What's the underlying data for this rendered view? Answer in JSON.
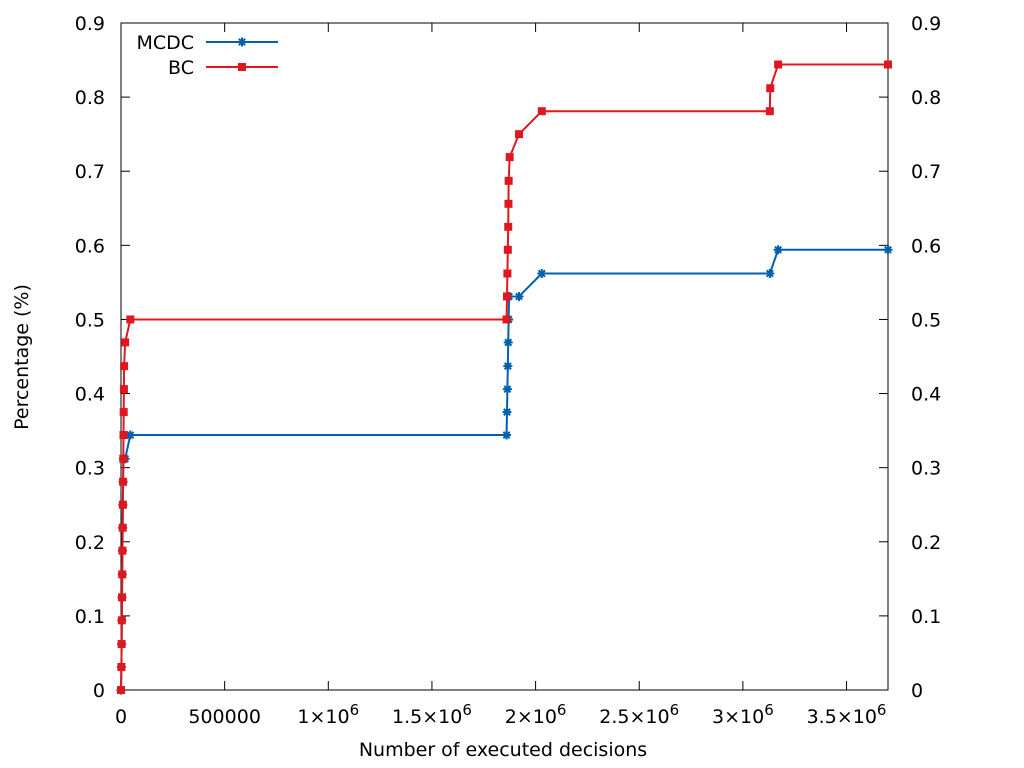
{
  "chart_data": {
    "type": "line",
    "title": "",
    "xlabel": "Number of executed decisions",
    "ylabel": "Percentage (%)",
    "xlim": [
      0,
      3700000
    ],
    "ylim": [
      0,
      0.9
    ],
    "grid": false,
    "legend_position": "top-left",
    "x_ticks": [
      {
        "value": 0,
        "label": "0"
      },
      {
        "value": 500000,
        "label": "500000"
      },
      {
        "value": 1000000,
        "mant": "1",
        "exp": "6"
      },
      {
        "value": 1500000,
        "mant": "1.5",
        "exp": "6"
      },
      {
        "value": 2000000,
        "mant": "2",
        "exp": "6"
      },
      {
        "value": 2500000,
        "mant": "2.5",
        "exp": "6"
      },
      {
        "value": 3000000,
        "mant": "3",
        "exp": "6"
      },
      {
        "value": 3500000,
        "mant": "3.5",
        "exp": "6"
      }
    ],
    "y_ticks": [
      {
        "value": 0,
        "label": "0"
      },
      {
        "value": 0.1,
        "label": "0.1"
      },
      {
        "value": 0.2,
        "label": "0.2"
      },
      {
        "value": 0.3,
        "label": "0.3"
      },
      {
        "value": 0.4,
        "label": "0.4"
      },
      {
        "value": 0.5,
        "label": "0.5"
      },
      {
        "value": 0.6,
        "label": "0.6"
      },
      {
        "value": 0.7,
        "label": "0.7"
      },
      {
        "value": 0.8,
        "label": "0.8"
      },
      {
        "value": 0.9,
        "label": "0.9"
      }
    ],
    "series": [
      {
        "name": "MCDC",
        "color": "#0060ad",
        "marker": "star",
        "points": [
          [
            0,
            0
          ],
          [
            2000,
            0.031
          ],
          [
            3000,
            0.062
          ],
          [
            4000,
            0.094
          ],
          [
            5000,
            0.125
          ],
          [
            6000,
            0.156
          ],
          [
            7000,
            0.188
          ],
          [
            8000,
            0.219
          ],
          [
            9000,
            0.25
          ],
          [
            10000,
            0.281
          ],
          [
            12000,
            0.312
          ],
          [
            20000,
            0.312
          ],
          [
            45000,
            0.344
          ],
          [
            1860000,
            0.344
          ],
          [
            1862000,
            0.375
          ],
          [
            1864000,
            0.406
          ],
          [
            1866000,
            0.437
          ],
          [
            1868000,
            0.469
          ],
          [
            1870000,
            0.5
          ],
          [
            1872000,
            0.531
          ],
          [
            1920000,
            0.531
          ],
          [
            2030000,
            0.562
          ],
          [
            3130000,
            0.562
          ],
          [
            3170000,
            0.594
          ],
          [
            3700000,
            0.594
          ]
        ]
      },
      {
        "name": "BC",
        "color": "#dd181f",
        "marker": "square",
        "points": [
          [
            0,
            0
          ],
          [
            2000,
            0.031
          ],
          [
            3000,
            0.062
          ],
          [
            4000,
            0.094
          ],
          [
            5000,
            0.125
          ],
          [
            6000,
            0.156
          ],
          [
            7000,
            0.188
          ],
          [
            8000,
            0.219
          ],
          [
            9000,
            0.25
          ],
          [
            10000,
            0.281
          ],
          [
            11000,
            0.312
          ],
          [
            12000,
            0.344
          ],
          [
            13000,
            0.375
          ],
          [
            14000,
            0.406
          ],
          [
            15000,
            0.437
          ],
          [
            20000,
            0.469
          ],
          [
            45000,
            0.5
          ],
          [
            1860000,
            0.5
          ],
          [
            1862000,
            0.531
          ],
          [
            1864000,
            0.562
          ],
          [
            1866000,
            0.594
          ],
          [
            1868000,
            0.625
          ],
          [
            1869000,
            0.656
          ],
          [
            1870000,
            0.687
          ],
          [
            1875000,
            0.719
          ],
          [
            1920000,
            0.75
          ],
          [
            2030000,
            0.781
          ],
          [
            3130000,
            0.781
          ],
          [
            3132000,
            0.812
          ],
          [
            3170000,
            0.844
          ],
          [
            3700000,
            0.844
          ]
        ]
      }
    ]
  }
}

# # # #

Each entry gets copied exactly; the pictures stay out.

What's the underlying data for this rendered view? Answer in JSON.
{
  "chart_data": {
    "type": "line",
    "title": "",
    "xlabel": "Number of executed decisions",
    "ylabel": "Percentage (%)",
    "xlim": [
      0,
      3700000
    ],
    "ylim": [
      0,
      0.9
    ],
    "grid": false,
    "legend_position": "top-left",
    "x_ticks": [
      {
        "value": 0,
        "label": "0"
      },
      {
        "value": 500000,
        "label": "500000"
      },
      {
        "value": 1000000,
        "mant": "1",
        "exp": "6"
      },
      {
        "value": 1500000,
        "mant": "1.5",
        "exp": "6"
      },
      {
        "value": 2000000,
        "mant": "2",
        "exp": "6"
      },
      {
        "value": 2500000,
        "mant": "2.5",
        "exp": "6"
      },
      {
        "value": 3000000,
        "mant": "3",
        "exp": "6"
      },
      {
        "value": 3500000,
        "mant": "3.5",
        "exp": "6"
      }
    ],
    "y_ticks": [
      {
        "value": 0,
        "label": "0"
      },
      {
        "value": 0.1,
        "label": "0.1"
      },
      {
        "value": 0.2,
        "label": "0.2"
      },
      {
        "value": 0.3,
        "label": "0.3"
      },
      {
        "value": 0.4,
        "label": "0.4"
      },
      {
        "value": 0.5,
        "label": "0.5"
      },
      {
        "value": 0.6,
        "label": "0.6"
      },
      {
        "value": 0.7,
        "label": "0.7"
      },
      {
        "value": 0.8,
        "label": "0.8"
      },
      {
        "value": 0.9,
        "label": "0.9"
      }
    ],
    "series": [
      {
        "name": "MCDC",
        "color": "#0060ad",
        "marker": "star",
        "points": [
          [
            0,
            0
          ],
          [
            2000,
            0.031
          ],
          [
            3000,
            0.062
          ],
          [
            4000,
            0.094
          ],
          [
            5000,
            0.125
          ],
          [
            6000,
            0.156
          ],
          [
            7000,
            0.188
          ],
          [
            8000,
            0.219
          ],
          [
            9000,
            0.25
          ],
          [
            10000,
            0.281
          ],
          [
            12000,
            0.312
          ],
          [
            20000,
            0.312
          ],
          [
            45000,
            0.344
          ],
          [
            1860000,
            0.344
          ],
          [
            1862000,
            0.375
          ],
          [
            1864000,
            0.406
          ],
          [
            1866000,
            0.437
          ],
          [
            1868000,
            0.469
          ],
          [
            1870000,
            0.5
          ],
          [
            1872000,
            0.531
          ],
          [
            1920000,
            0.531
          ],
          [
            2030000,
            0.562
          ],
          [
            3130000,
            0.562
          ],
          [
            3170000,
            0.594
          ],
          [
            3700000,
            0.594
          ]
        ]
      },
      {
        "name": "BC",
        "color": "#dd181f",
        "marker": "square",
        "points": [
          [
            0,
            0
          ],
          [
            2000,
            0.031
          ],
          [
            3000,
            0.062
          ],
          [
            4000,
            0.094
          ],
          [
            5000,
            0.125
          ],
          [
            6000,
            0.156
          ],
          [
            7000,
            0.188
          ],
          [
            8000,
            0.219
          ],
          [
            9000,
            0.25
          ],
          [
            10000,
            0.281
          ],
          [
            11000,
            0.312
          ],
          [
            12000,
            0.344
          ],
          [
            13000,
            0.375
          ],
          [
            14000,
            0.406
          ],
          [
            15000,
            0.437
          ],
          [
            20000,
            0.469
          ],
          [
            45000,
            0.5
          ],
          [
            1860000,
            0.5
          ],
          [
            1862000,
            0.531
          ],
          [
            1864000,
            0.562
          ],
          [
            1866000,
            0.594
          ],
          [
            1868000,
            0.625
          ],
          [
            1869000,
            0.656
          ],
          [
            1870000,
            0.687
          ],
          [
            1875000,
            0.719
          ],
          [
            1920000,
            0.75
          ],
          [
            2030000,
            0.781
          ],
          [
            3130000,
            0.781
          ],
          [
            3132000,
            0.812
          ],
          [
            3170000,
            0.844
          ],
          [
            3700000,
            0.844
          ]
        ]
      }
    ]
  }
}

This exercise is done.